Dataset listings of figures:

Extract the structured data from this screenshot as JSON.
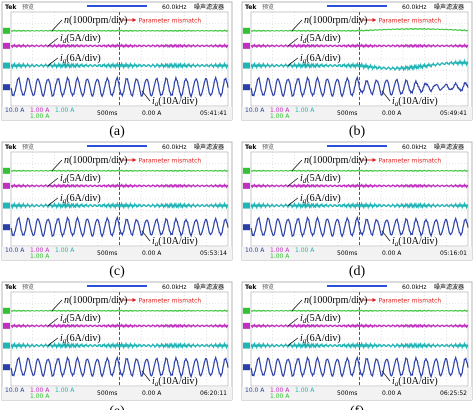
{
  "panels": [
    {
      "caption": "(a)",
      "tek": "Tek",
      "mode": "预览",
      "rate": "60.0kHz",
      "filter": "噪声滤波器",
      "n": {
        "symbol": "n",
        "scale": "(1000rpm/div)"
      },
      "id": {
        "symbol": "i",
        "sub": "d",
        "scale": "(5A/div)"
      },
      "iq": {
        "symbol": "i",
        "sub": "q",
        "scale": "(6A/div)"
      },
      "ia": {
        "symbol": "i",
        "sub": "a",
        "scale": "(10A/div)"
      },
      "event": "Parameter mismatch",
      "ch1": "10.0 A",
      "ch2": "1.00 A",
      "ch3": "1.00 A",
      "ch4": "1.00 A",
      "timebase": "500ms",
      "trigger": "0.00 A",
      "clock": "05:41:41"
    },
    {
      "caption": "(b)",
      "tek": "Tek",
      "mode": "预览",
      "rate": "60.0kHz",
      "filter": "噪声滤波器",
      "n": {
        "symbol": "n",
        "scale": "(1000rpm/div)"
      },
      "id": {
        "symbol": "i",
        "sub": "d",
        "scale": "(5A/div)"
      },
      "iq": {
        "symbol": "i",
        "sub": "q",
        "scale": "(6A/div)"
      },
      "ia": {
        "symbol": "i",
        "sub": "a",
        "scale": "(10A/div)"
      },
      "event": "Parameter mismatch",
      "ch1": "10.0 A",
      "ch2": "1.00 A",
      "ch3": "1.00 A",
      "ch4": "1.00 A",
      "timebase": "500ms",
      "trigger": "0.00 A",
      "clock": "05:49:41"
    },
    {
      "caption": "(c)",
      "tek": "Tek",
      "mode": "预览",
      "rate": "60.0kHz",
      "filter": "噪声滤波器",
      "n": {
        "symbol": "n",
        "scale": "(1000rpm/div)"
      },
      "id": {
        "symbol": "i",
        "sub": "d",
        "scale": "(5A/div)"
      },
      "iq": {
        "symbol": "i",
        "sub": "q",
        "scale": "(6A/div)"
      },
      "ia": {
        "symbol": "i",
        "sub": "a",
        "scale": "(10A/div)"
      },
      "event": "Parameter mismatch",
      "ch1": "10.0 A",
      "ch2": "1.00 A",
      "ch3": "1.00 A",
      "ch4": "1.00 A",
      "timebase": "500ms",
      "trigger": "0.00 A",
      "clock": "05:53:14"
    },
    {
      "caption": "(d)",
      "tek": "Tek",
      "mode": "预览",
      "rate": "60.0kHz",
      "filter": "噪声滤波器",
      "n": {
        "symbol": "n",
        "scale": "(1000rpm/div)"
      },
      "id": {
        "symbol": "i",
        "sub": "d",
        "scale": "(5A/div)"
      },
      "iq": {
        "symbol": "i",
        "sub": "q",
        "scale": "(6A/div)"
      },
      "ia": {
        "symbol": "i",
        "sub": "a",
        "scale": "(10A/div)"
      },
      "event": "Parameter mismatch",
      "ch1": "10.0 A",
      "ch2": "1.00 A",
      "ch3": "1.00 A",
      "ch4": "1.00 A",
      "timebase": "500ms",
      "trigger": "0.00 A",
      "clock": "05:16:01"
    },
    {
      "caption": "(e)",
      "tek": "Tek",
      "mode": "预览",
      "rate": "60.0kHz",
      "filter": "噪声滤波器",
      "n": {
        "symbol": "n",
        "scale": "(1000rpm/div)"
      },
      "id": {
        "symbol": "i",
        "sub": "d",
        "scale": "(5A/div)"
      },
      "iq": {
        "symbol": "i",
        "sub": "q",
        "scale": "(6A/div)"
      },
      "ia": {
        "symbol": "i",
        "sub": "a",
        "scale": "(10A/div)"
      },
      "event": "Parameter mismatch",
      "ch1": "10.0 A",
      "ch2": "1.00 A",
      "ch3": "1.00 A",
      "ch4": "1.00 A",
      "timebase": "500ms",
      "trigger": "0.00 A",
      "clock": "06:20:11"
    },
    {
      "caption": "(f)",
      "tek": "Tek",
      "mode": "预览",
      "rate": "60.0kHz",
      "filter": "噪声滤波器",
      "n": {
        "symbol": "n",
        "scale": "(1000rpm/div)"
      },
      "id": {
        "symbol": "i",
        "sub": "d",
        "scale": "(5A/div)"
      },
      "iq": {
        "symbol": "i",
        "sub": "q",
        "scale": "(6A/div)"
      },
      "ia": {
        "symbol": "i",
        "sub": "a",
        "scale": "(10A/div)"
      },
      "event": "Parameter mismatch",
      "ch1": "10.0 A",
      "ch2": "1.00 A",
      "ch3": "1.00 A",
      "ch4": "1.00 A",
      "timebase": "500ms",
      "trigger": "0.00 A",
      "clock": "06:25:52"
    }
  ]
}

---

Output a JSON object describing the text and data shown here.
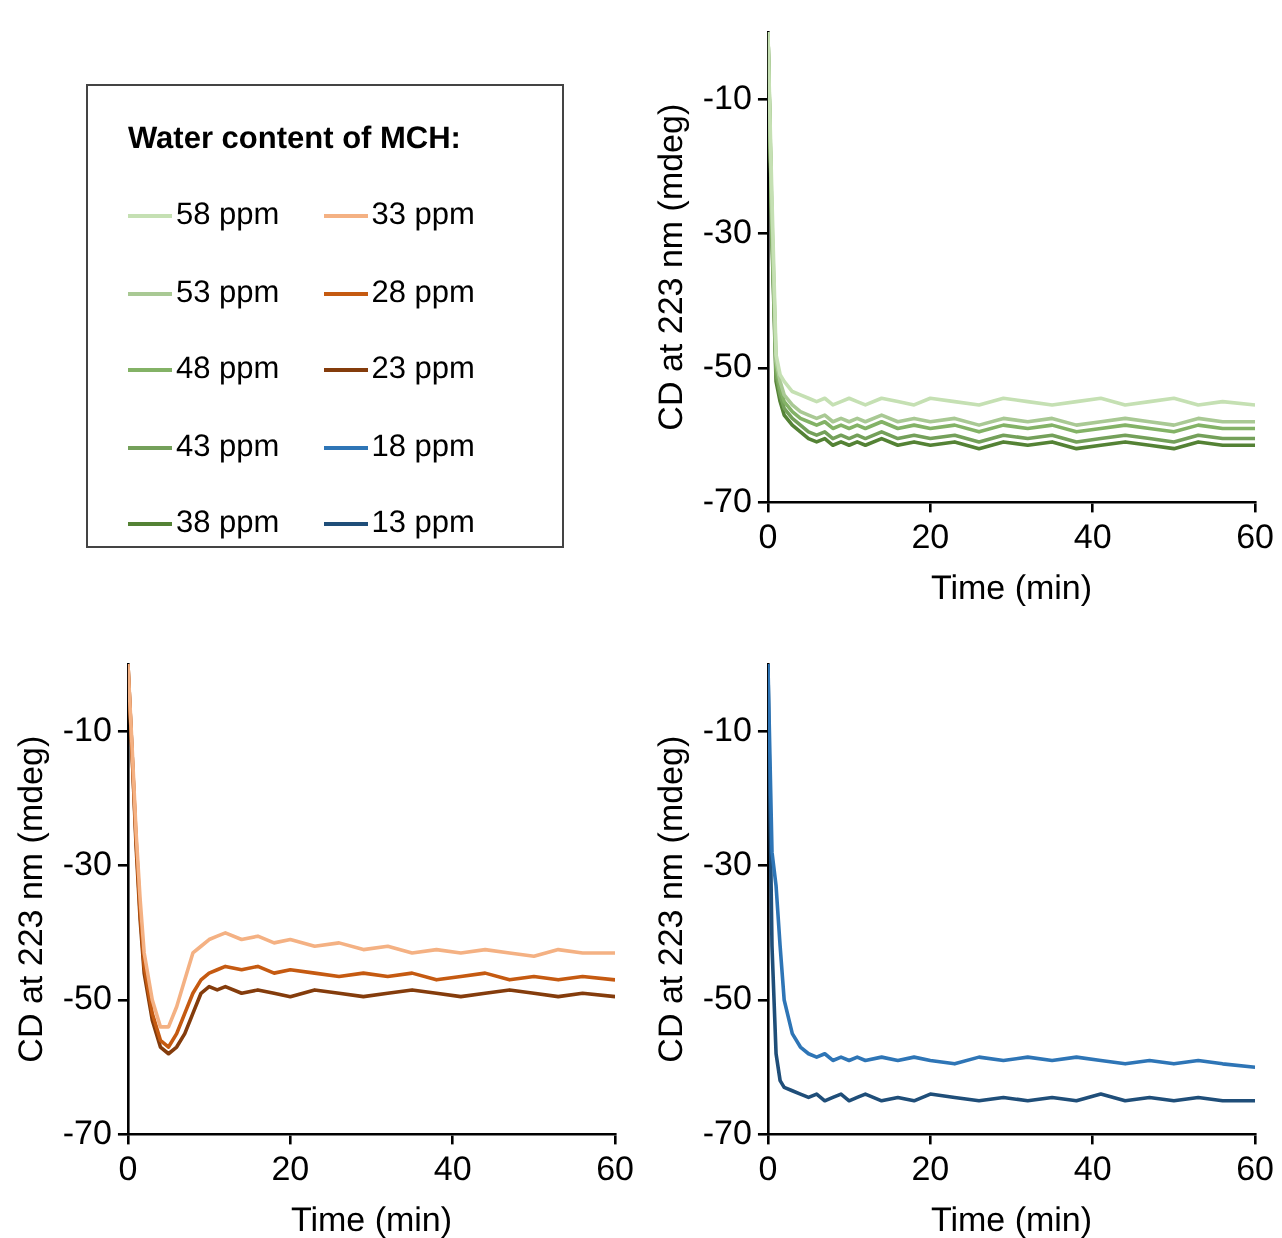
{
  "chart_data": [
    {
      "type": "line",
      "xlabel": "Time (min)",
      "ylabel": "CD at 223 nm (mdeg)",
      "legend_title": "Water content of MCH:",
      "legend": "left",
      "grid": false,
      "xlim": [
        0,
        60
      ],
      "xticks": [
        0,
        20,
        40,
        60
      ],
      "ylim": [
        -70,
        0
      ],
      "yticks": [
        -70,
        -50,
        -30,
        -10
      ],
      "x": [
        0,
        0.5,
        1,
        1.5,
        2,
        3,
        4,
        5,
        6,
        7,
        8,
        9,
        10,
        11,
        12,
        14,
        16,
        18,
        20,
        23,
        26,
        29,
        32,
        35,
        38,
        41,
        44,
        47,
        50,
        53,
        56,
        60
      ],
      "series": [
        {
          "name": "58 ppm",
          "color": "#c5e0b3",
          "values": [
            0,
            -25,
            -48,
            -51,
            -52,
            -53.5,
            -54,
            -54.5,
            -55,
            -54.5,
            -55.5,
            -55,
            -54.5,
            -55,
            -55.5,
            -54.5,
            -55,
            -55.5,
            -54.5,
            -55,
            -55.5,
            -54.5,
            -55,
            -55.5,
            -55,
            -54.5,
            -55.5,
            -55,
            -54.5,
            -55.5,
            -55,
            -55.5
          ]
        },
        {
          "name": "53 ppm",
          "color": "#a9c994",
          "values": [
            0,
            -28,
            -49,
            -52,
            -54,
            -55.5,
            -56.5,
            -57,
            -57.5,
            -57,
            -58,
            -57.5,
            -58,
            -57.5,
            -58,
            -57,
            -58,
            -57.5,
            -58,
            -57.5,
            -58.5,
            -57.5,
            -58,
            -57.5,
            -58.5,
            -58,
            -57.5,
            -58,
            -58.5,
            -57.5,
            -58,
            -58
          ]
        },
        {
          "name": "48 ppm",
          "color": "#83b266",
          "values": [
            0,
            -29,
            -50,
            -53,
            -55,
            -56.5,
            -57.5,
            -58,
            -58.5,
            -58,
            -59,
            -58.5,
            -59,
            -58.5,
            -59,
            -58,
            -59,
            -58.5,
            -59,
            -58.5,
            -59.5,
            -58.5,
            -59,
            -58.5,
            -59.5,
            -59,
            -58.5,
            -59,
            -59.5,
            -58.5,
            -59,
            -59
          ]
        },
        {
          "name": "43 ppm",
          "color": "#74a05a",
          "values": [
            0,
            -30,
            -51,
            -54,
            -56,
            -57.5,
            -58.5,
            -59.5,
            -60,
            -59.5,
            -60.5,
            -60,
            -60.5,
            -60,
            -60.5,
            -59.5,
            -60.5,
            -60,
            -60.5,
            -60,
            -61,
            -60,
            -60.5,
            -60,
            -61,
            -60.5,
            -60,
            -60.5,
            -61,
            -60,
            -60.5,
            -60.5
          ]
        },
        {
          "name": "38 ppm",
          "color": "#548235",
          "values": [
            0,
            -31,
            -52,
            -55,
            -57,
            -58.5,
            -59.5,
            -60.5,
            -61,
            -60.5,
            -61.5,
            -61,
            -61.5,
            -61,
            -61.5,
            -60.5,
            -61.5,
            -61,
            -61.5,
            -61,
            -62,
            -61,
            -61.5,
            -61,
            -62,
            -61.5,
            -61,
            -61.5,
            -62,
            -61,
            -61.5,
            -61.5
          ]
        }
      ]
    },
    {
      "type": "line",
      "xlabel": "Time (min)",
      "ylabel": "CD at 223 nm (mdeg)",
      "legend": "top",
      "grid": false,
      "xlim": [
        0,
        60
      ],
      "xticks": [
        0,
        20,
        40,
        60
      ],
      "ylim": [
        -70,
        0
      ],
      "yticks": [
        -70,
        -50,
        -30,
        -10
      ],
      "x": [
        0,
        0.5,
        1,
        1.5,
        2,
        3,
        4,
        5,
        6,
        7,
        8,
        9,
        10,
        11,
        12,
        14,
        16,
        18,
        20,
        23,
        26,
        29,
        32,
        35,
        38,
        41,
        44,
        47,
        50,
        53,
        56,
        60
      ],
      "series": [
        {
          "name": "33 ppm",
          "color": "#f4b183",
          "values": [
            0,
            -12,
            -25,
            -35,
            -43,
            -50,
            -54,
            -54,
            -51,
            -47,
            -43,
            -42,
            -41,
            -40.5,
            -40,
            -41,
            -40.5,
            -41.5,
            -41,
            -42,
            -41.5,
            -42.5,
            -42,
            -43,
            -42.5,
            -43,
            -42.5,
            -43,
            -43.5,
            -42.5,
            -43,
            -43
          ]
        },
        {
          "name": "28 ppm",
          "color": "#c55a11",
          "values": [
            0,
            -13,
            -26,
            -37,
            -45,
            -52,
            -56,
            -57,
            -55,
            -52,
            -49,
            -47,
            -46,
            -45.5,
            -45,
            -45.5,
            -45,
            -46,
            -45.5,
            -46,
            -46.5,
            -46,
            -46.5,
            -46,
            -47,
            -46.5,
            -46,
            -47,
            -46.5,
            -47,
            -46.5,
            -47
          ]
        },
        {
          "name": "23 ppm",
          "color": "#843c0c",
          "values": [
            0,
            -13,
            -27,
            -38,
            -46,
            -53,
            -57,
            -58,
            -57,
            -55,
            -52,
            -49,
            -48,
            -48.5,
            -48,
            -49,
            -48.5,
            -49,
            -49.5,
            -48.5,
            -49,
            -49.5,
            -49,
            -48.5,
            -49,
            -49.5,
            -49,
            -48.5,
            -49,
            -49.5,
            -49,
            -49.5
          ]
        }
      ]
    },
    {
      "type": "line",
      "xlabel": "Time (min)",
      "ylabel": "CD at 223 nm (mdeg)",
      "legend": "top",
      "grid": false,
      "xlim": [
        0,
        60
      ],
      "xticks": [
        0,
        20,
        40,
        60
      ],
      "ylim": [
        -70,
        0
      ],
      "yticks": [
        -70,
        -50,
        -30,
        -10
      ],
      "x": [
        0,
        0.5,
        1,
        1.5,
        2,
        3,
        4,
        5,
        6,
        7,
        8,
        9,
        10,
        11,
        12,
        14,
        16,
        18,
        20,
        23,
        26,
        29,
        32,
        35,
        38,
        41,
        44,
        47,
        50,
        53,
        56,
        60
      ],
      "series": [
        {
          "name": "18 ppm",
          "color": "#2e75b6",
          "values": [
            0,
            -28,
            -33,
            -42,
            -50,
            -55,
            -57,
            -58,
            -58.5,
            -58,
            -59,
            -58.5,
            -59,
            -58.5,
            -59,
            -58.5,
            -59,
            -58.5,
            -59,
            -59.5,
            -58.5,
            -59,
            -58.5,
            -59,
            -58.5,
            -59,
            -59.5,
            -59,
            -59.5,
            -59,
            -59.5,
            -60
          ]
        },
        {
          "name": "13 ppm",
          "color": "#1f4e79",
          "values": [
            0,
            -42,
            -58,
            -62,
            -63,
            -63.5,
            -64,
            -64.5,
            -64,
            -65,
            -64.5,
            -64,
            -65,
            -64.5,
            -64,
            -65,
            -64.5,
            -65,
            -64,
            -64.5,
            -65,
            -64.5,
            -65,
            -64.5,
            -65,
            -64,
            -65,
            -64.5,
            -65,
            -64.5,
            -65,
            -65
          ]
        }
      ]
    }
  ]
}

...

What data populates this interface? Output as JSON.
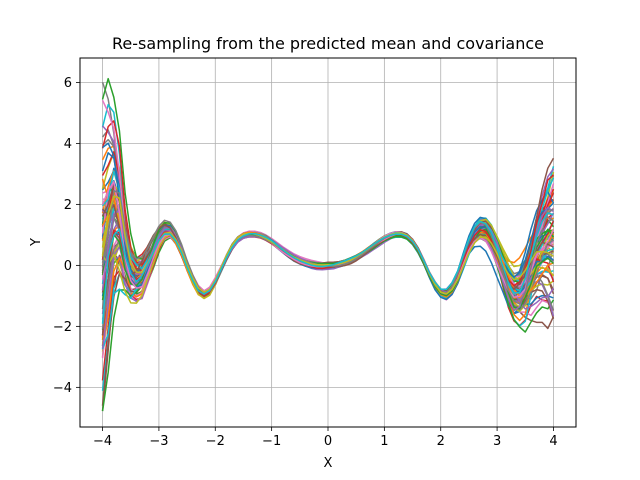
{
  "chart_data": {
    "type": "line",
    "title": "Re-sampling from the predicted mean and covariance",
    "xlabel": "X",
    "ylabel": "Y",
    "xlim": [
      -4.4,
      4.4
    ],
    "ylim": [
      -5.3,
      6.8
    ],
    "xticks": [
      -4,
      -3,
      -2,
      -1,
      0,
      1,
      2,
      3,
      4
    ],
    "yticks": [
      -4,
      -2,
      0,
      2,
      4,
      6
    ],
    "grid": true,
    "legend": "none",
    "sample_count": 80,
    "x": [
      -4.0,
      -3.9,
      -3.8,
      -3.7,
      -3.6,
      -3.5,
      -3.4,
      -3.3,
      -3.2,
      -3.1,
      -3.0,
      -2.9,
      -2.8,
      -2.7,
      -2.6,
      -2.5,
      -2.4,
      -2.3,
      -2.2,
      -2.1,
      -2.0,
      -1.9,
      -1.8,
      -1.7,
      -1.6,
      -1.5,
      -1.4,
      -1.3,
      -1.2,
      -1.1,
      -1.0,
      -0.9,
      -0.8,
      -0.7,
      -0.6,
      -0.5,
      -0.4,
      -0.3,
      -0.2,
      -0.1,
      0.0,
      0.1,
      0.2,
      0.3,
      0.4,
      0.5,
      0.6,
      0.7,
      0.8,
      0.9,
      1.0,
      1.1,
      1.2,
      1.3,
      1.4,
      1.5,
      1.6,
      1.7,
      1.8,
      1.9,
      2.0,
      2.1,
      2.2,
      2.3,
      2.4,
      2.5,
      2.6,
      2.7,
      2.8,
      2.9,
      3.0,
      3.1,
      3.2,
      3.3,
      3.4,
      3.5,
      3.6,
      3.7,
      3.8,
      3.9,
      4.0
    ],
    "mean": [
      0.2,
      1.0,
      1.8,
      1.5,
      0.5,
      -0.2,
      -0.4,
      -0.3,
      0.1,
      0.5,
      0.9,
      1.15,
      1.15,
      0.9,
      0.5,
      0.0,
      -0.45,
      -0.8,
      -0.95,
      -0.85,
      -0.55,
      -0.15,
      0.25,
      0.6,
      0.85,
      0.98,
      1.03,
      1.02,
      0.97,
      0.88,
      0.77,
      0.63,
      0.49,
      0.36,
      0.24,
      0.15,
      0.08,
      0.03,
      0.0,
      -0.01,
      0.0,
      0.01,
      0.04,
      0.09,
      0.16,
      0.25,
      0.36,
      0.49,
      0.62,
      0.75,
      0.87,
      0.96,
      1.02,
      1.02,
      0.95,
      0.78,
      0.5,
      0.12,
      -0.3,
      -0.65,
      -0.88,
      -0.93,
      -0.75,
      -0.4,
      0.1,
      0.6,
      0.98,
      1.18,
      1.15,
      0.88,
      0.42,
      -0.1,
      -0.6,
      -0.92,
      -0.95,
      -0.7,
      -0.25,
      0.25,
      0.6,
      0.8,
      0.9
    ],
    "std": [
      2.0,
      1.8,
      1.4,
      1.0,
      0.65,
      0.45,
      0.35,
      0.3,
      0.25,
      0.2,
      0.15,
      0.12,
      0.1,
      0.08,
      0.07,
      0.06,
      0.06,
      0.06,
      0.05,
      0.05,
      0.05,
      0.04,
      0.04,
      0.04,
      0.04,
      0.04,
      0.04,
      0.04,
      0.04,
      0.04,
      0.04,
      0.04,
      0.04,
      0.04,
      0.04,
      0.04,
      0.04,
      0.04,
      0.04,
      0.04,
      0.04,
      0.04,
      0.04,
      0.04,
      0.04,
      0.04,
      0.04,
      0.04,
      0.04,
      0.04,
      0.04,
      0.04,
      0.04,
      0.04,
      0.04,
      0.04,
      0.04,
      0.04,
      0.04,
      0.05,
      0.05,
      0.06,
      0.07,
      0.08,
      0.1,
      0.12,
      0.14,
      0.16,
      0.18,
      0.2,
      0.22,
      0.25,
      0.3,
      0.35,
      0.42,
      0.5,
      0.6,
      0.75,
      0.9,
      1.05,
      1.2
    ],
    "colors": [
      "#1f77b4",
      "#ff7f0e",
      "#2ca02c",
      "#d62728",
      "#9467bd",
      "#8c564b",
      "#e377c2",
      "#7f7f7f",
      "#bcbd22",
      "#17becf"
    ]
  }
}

▸ Work instructions: Count the lines in the entries that hold the word "clock", and give nothing but the total.

▸ Exercise output: 6